Dataset records
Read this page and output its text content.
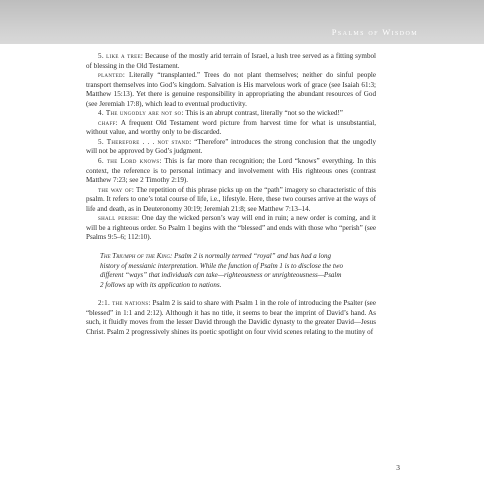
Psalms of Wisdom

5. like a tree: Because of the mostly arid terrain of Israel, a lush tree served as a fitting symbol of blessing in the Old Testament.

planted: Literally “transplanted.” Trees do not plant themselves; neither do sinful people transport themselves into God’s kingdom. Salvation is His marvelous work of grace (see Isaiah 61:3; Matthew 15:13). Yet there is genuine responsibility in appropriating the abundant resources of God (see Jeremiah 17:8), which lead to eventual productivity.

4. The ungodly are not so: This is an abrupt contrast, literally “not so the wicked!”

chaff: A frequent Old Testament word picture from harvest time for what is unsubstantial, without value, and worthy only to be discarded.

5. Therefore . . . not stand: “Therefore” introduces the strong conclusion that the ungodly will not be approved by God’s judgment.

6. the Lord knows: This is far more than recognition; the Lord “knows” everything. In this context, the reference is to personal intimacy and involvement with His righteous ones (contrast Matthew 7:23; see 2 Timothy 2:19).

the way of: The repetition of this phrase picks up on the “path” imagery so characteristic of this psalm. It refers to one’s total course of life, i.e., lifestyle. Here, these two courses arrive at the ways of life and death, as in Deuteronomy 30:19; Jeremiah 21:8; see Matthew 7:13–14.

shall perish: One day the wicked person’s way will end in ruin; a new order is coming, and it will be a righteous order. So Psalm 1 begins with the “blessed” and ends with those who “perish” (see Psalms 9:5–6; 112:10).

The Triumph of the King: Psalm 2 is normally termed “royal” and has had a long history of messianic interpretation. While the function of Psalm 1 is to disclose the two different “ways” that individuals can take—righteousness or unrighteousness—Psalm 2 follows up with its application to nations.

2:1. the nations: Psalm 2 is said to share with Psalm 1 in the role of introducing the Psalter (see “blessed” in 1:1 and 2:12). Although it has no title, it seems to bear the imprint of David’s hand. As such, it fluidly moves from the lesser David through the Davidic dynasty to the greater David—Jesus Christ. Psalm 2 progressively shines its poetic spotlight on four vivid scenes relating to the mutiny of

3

==

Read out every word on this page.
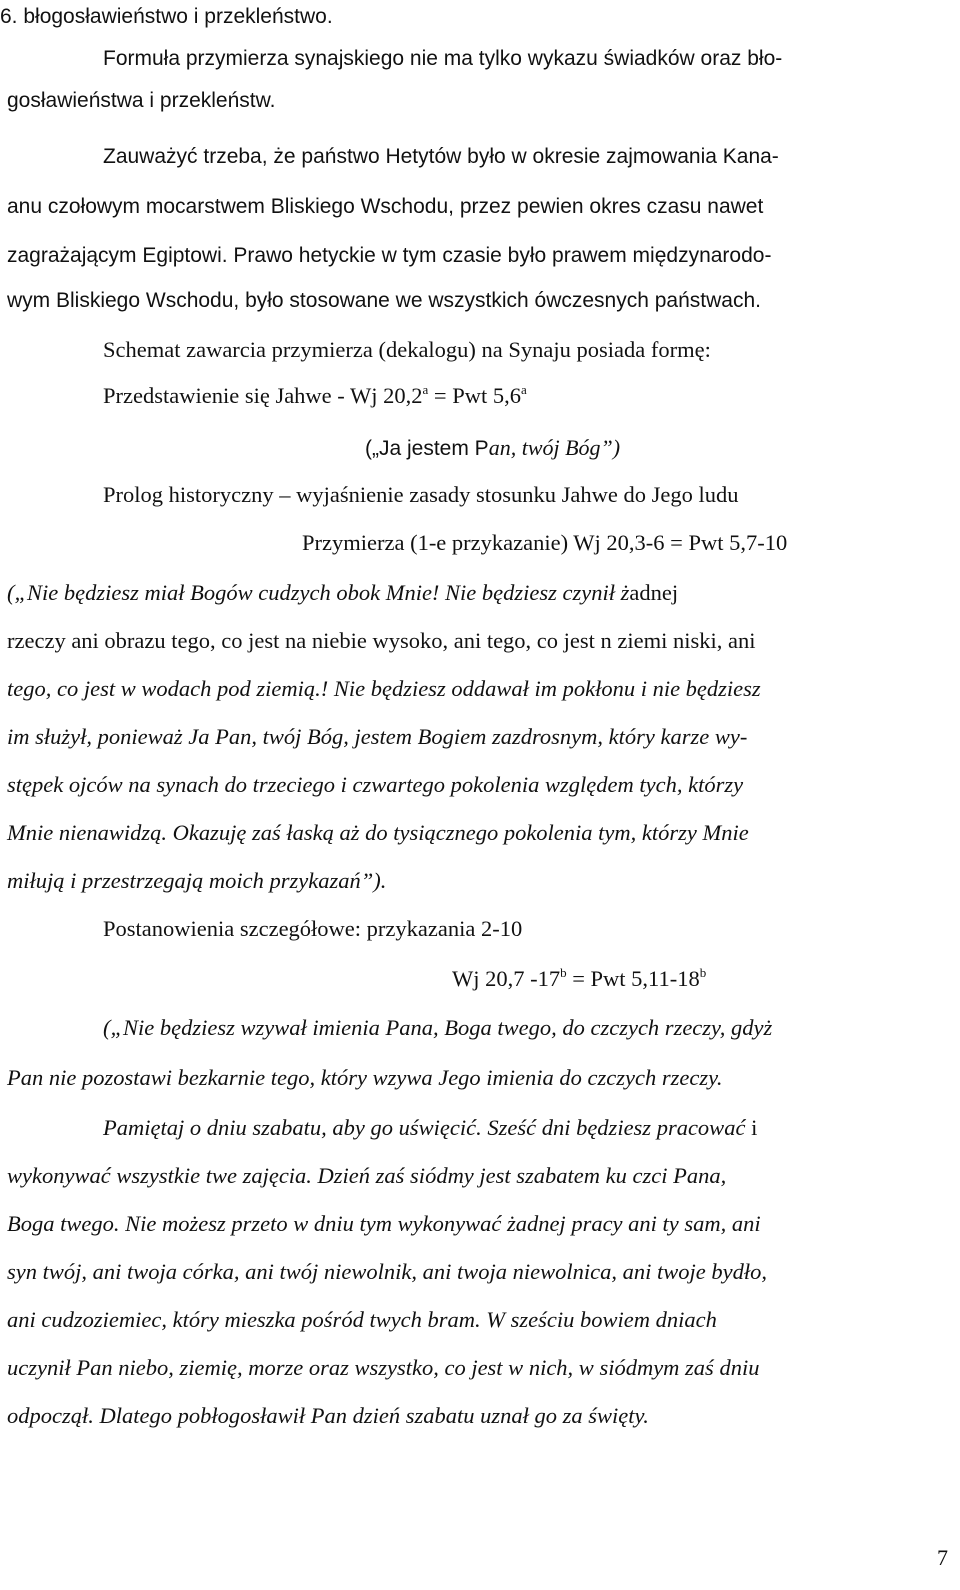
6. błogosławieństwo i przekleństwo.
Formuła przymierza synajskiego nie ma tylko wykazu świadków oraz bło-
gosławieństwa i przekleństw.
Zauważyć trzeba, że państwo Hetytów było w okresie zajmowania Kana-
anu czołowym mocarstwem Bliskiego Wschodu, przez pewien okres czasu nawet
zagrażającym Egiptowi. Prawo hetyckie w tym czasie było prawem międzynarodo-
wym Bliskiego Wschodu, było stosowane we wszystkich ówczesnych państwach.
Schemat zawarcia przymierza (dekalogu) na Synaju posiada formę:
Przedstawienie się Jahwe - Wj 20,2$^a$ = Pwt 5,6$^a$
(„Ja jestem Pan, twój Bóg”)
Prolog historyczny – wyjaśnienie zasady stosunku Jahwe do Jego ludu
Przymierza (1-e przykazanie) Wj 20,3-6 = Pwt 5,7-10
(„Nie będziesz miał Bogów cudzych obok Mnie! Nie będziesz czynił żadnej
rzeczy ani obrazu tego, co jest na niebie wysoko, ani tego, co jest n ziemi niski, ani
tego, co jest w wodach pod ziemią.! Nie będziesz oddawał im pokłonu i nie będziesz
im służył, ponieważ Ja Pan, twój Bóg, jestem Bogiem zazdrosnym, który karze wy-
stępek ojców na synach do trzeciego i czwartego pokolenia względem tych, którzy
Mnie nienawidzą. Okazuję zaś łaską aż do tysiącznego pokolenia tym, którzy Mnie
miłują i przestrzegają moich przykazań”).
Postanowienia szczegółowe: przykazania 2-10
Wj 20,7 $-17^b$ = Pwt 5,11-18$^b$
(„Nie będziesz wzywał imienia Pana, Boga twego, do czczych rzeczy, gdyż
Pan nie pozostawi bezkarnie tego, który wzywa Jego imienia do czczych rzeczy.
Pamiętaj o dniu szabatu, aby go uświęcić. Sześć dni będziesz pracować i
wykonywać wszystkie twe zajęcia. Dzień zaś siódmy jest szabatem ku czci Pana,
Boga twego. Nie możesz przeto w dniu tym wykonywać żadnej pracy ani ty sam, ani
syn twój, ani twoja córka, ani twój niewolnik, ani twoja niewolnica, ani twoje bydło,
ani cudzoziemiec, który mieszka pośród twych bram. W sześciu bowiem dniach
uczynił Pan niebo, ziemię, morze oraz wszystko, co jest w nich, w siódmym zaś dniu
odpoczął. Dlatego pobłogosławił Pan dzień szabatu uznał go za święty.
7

* * *

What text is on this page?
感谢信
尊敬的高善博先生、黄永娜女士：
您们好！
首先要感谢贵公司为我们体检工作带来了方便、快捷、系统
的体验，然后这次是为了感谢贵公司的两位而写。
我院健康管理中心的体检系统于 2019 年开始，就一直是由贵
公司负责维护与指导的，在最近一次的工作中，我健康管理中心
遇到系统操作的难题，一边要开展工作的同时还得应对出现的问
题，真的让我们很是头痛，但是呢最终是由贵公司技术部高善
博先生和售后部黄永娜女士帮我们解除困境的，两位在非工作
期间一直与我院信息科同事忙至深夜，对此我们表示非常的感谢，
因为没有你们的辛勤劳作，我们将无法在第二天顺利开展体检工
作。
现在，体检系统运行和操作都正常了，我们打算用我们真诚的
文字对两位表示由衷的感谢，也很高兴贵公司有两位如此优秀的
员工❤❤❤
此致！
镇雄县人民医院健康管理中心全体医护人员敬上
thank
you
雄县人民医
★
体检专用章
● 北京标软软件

### [Request]
Answer with one number: how many lines of the entries above include the word "page".

### [The result]
3